[Records provided]:

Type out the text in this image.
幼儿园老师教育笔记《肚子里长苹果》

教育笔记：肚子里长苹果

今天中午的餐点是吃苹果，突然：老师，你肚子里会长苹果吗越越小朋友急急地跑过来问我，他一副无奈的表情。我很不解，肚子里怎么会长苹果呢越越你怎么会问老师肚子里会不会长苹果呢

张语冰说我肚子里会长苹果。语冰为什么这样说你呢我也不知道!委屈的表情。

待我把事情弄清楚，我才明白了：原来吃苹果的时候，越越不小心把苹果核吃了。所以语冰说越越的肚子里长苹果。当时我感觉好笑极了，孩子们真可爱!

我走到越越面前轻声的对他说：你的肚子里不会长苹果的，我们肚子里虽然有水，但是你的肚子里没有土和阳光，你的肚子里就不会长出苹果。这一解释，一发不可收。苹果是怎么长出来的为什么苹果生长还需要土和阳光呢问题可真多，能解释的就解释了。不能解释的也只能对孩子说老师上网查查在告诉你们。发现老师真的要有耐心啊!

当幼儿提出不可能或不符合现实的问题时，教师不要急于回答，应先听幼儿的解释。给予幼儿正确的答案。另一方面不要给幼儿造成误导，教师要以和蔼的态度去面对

[What you are asked to do]: Copy out each record, keeping every word as it is.

[Response for this exercise]:
Type out the text in this image.
幼儿园老师教育笔记《肚子里长苹果》

教育笔记：肚子里长苹果

今天中午的餐点是吃苹果，突然：老师，你肚子里会长苹果吗越越小朋友急急地跑过来问我，他一副无奈的表情。我很不解，肚子里怎么会长苹果呢越越你怎么会问老师肚子里会不会长苹果呢

张语冰说我肚子里会长苹果。语冰为什么这样说你呢我也不知道!委屈的表情。

待我把事情弄清楚，我才明白了：原来吃苹果的时候，越越不小心把苹果核吃了。所以语冰说越越的肚子里长苹果。当时我感觉好笑极了，孩子们真可爱!

我走到越越面前轻声的对他说：你的肚子里不会长苹果的，我们肚子里虽然有水，但是你的肚子里没有土和阳光，你的肚子里就不会长出苹果。这一解释，一发不可收。苹果是怎么长出来的为什么苹果生长还需要土和阳光呢问题可真多，能解释的就解释了。不能解释的也只能对孩子说老师上网查查在告诉你们。发现老师真的要有耐心啊!

当幼儿提出不可能或不符合现实的问题时，教师不要急于回答，应先听幼儿的解释。给予幼儿正确的答案。另一方面不要给幼儿造成误导，教师要以和蔼的态度去面对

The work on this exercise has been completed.